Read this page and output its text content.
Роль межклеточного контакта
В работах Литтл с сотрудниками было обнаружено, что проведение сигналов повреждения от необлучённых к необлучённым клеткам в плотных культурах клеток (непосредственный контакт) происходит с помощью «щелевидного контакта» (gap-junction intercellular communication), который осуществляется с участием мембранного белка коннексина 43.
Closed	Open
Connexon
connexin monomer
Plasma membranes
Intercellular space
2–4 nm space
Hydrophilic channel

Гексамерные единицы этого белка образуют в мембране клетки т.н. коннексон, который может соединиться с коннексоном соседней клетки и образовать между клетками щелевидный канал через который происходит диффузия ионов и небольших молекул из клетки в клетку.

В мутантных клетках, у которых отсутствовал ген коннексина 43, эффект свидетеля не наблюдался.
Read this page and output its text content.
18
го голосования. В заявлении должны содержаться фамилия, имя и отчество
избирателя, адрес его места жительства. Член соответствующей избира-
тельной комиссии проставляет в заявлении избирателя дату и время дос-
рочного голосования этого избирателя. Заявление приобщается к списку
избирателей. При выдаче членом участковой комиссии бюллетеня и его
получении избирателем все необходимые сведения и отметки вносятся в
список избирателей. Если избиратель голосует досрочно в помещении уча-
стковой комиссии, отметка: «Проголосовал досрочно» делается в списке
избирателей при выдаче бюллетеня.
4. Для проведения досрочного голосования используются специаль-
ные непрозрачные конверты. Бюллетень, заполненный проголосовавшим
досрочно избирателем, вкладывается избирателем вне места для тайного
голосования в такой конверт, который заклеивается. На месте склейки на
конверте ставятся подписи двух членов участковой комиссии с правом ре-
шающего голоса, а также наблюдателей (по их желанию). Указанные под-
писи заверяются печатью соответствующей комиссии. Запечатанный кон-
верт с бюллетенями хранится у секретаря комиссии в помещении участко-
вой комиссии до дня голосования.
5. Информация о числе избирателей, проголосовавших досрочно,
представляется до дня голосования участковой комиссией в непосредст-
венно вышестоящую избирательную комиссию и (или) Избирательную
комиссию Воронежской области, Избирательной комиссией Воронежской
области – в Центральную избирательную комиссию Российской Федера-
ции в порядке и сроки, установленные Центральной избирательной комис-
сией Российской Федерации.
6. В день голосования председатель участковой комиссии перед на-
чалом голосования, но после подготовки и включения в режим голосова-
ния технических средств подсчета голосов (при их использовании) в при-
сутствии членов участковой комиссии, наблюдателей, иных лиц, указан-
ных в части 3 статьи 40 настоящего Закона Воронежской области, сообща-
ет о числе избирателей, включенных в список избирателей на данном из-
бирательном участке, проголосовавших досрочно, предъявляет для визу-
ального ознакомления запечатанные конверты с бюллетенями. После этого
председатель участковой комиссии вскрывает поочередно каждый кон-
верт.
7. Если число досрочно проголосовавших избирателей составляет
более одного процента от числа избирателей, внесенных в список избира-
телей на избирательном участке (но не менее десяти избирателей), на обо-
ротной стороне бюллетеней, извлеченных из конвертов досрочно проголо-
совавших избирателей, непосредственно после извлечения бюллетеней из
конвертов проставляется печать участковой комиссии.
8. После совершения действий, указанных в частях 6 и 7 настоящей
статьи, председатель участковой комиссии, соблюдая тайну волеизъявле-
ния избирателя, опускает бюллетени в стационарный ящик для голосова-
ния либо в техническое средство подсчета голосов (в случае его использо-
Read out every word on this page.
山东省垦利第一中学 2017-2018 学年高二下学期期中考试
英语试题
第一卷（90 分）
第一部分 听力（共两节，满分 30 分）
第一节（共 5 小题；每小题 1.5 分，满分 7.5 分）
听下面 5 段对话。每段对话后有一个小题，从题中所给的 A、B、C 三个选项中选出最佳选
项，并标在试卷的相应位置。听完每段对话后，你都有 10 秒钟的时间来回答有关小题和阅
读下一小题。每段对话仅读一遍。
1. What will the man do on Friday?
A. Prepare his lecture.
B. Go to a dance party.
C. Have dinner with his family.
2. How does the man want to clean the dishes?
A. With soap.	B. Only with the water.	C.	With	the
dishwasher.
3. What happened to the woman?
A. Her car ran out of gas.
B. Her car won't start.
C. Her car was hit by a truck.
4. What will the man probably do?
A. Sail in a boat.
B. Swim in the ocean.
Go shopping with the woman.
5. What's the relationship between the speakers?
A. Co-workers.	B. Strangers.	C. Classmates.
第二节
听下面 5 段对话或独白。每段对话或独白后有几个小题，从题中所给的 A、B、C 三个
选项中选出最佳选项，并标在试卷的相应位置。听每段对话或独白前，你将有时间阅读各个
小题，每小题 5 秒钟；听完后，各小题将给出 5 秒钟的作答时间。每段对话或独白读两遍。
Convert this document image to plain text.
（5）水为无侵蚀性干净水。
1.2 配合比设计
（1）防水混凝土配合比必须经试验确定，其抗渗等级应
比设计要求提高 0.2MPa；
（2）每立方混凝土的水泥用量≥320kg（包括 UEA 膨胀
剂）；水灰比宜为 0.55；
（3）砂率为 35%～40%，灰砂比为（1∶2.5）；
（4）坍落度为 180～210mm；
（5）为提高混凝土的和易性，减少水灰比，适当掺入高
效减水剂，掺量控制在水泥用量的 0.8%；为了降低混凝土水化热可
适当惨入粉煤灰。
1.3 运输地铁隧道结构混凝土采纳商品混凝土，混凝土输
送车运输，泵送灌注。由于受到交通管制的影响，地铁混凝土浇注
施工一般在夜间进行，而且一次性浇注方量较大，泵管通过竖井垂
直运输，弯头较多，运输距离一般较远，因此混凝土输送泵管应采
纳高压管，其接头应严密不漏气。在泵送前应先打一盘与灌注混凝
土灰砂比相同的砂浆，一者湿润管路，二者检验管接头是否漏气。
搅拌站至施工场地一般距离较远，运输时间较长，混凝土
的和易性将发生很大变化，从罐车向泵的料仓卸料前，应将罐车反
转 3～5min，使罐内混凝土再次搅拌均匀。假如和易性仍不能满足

☆ ☆ ☆

Which lines include the word "избирателем"? List them all.

[The response]
получении избирателем все необходимые сведения и отметки вносятся в
досрочно избирателем, вкладывается избирателем вне места для тайного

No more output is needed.